▸ **THE REQUEST**:
In the following material, identify every line holding the string "Gewinde" and return it.

▸ **EXERCISE INPUT**:
- - - - - - -

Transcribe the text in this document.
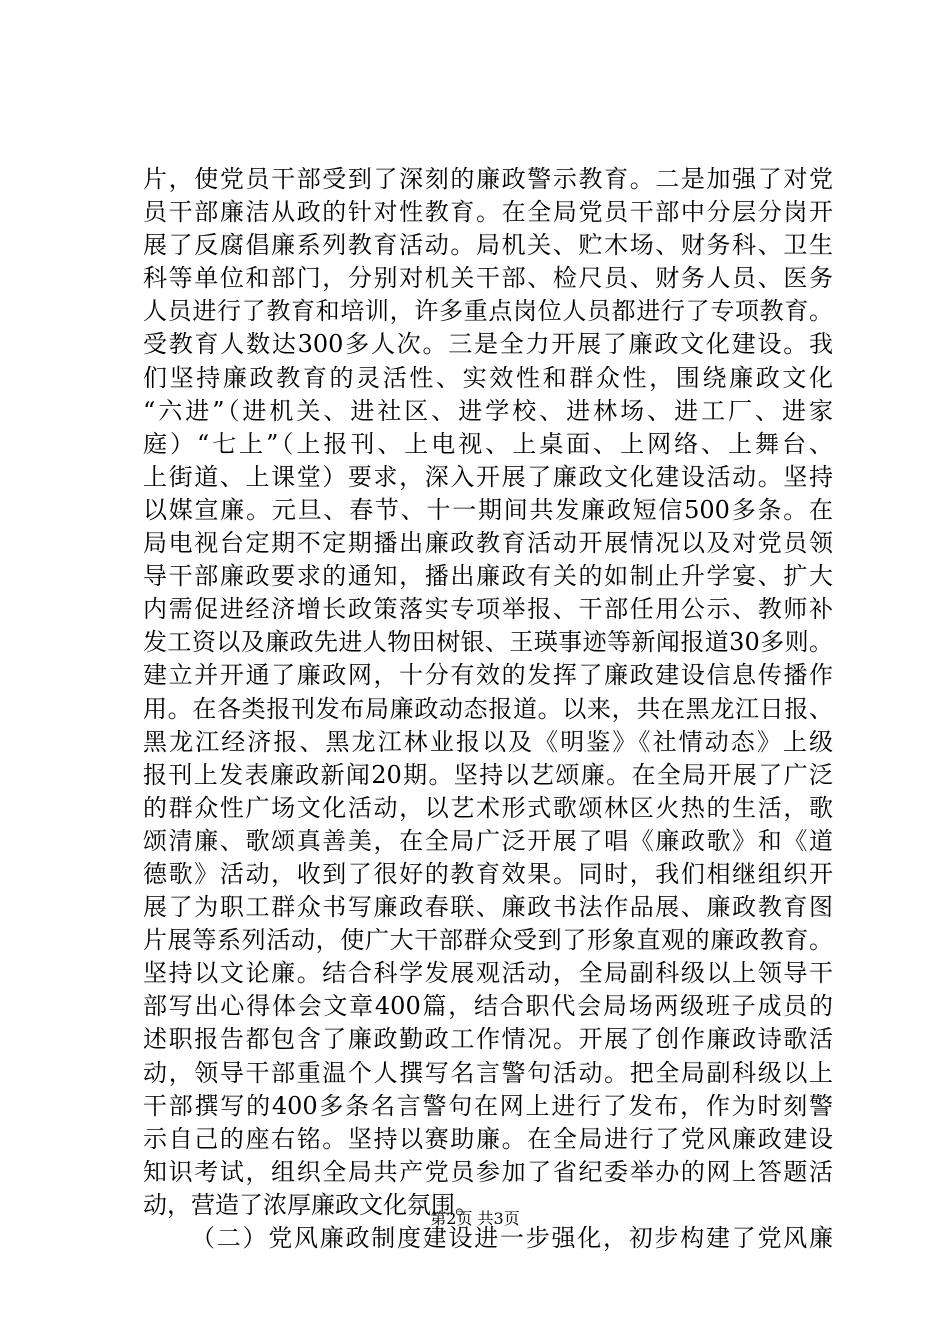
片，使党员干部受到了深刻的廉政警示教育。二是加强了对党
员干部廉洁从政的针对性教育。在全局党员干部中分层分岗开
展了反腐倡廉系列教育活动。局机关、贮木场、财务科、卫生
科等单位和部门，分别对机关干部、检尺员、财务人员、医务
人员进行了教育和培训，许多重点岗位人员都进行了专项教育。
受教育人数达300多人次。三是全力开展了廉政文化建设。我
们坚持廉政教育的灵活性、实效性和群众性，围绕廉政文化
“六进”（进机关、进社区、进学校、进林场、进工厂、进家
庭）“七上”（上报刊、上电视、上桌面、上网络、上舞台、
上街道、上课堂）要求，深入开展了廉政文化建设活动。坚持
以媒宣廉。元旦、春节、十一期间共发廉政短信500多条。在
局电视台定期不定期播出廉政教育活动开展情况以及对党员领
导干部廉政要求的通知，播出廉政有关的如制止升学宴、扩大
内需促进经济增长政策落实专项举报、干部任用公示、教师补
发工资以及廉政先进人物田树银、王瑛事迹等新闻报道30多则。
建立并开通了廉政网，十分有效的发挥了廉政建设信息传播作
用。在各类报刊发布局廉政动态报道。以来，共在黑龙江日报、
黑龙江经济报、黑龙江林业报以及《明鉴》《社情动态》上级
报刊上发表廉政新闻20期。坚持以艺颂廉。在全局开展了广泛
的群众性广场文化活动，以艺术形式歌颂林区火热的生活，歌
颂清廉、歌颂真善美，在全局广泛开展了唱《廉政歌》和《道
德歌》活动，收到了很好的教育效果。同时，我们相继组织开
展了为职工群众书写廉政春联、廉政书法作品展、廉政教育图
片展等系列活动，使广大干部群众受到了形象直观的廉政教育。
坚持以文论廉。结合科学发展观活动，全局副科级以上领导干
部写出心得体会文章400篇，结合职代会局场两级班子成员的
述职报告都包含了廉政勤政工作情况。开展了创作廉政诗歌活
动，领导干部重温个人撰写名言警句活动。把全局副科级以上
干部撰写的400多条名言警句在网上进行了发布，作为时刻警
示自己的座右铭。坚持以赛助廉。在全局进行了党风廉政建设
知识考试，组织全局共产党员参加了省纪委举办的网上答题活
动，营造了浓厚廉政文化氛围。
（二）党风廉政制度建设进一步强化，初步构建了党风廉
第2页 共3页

- - - - - - -

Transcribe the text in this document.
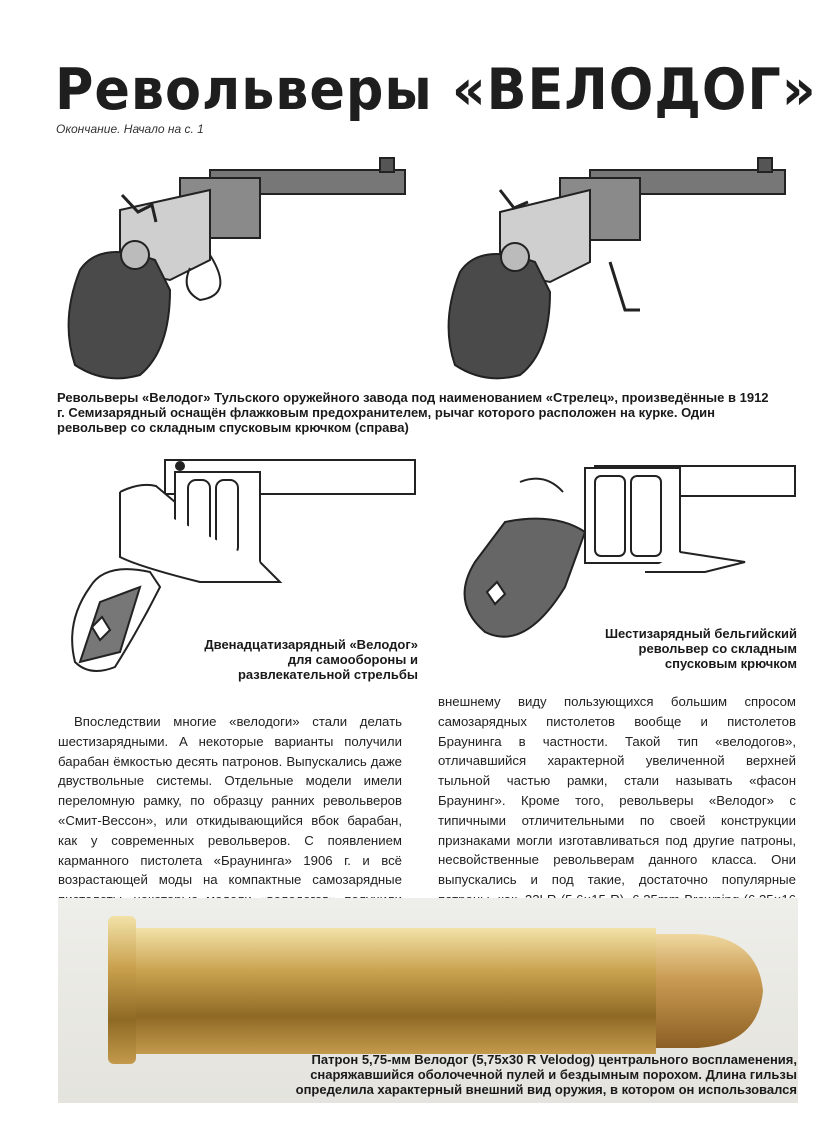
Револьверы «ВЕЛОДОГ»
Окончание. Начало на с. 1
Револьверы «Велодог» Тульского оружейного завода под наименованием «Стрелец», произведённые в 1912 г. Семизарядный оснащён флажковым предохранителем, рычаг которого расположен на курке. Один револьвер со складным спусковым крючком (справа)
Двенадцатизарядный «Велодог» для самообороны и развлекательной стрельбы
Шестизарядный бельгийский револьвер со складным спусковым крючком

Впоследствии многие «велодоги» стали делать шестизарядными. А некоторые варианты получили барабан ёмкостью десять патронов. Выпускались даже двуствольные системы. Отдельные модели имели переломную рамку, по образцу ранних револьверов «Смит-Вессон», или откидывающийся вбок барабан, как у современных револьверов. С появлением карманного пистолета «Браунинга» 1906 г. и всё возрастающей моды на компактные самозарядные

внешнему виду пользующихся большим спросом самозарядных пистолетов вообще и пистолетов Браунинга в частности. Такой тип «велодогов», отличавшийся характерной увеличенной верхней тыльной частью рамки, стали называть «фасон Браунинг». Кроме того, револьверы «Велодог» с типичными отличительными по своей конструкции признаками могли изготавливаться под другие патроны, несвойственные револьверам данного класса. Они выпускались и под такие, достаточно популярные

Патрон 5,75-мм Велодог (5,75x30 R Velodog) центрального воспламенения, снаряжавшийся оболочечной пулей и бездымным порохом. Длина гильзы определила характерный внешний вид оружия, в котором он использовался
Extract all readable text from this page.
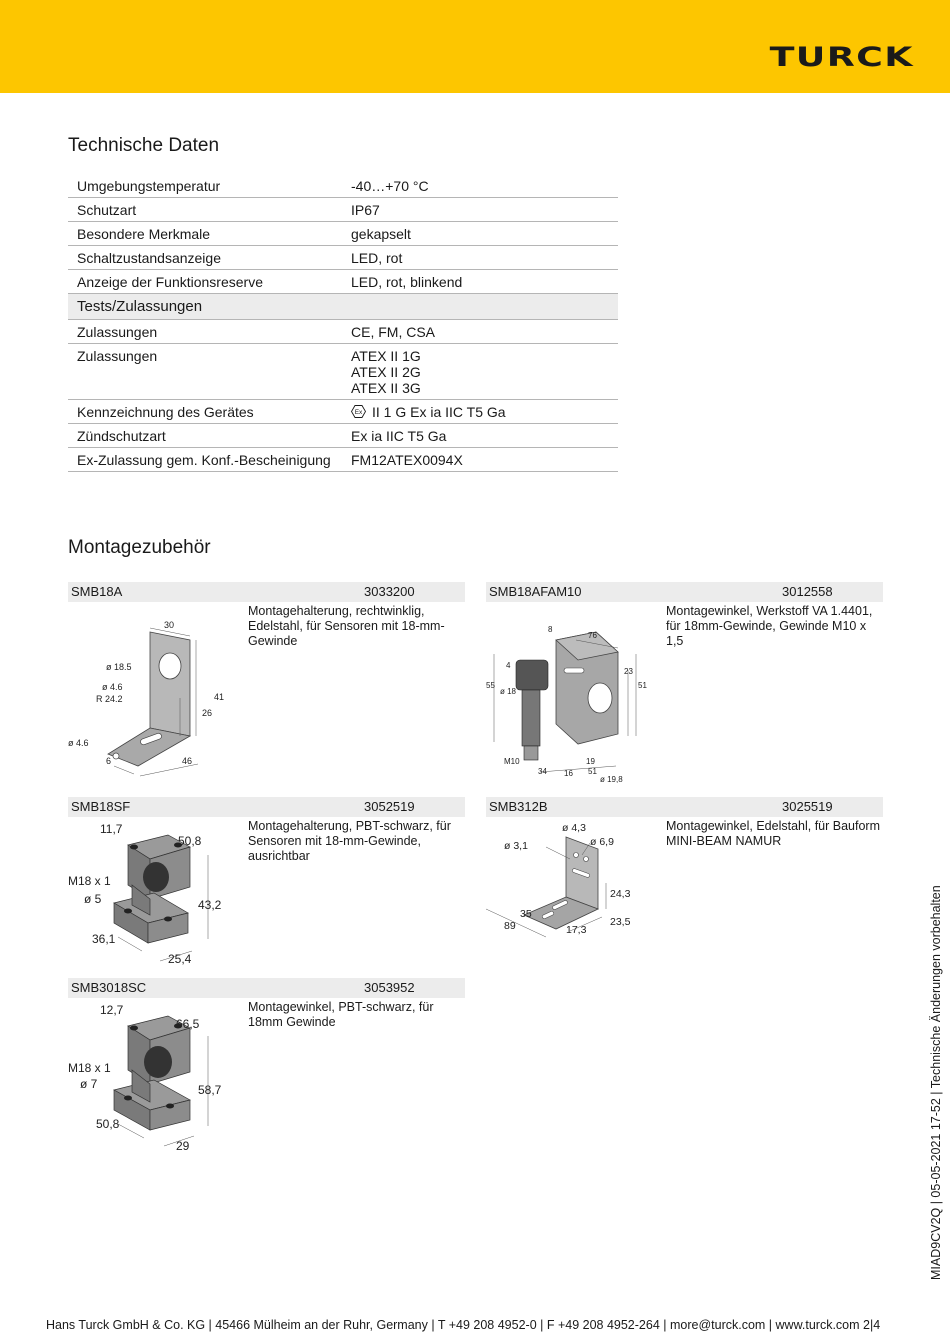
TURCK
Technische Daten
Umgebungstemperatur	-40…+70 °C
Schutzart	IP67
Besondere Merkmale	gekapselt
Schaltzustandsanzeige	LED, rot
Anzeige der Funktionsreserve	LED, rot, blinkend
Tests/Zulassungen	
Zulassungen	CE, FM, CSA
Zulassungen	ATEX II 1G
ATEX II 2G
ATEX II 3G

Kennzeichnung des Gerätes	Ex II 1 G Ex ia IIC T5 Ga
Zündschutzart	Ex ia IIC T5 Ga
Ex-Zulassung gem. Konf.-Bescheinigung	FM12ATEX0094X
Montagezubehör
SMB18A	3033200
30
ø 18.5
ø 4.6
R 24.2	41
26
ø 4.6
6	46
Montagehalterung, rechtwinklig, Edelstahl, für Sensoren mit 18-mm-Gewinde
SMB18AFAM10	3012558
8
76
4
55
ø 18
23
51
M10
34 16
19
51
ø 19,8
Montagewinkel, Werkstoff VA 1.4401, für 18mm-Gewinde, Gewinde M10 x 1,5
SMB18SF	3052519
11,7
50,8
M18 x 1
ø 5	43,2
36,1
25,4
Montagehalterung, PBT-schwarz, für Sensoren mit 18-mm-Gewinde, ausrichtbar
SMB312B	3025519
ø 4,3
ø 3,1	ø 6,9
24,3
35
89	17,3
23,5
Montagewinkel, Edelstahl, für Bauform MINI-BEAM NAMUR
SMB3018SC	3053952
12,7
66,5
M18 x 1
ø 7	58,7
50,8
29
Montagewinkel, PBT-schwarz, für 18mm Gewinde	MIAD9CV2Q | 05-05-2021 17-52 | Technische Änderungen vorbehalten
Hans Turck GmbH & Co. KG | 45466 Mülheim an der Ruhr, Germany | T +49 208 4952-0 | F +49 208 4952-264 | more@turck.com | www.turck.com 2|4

- - - - - - -

▸ **RIGHT ANSWER**:
Montagehalterung, rechtwinklig, Edelstahl, für Sensoren mit 18-mm-Gewinde
Montagewinkel, Werkstoff VA 1.4401, für 18mm-Gewinde, Gewinde M10 x 1,5
Montagehalterung, PBT-schwarz, für Sensoren mit 18-mm-Gewinde, ausrichtbar
Montagewinkel, PBT-schwarz, für 18mm Gewinde	MIAD9CV2Q | 05-05-2021 17-52 | Technische Änderungen vorbehalten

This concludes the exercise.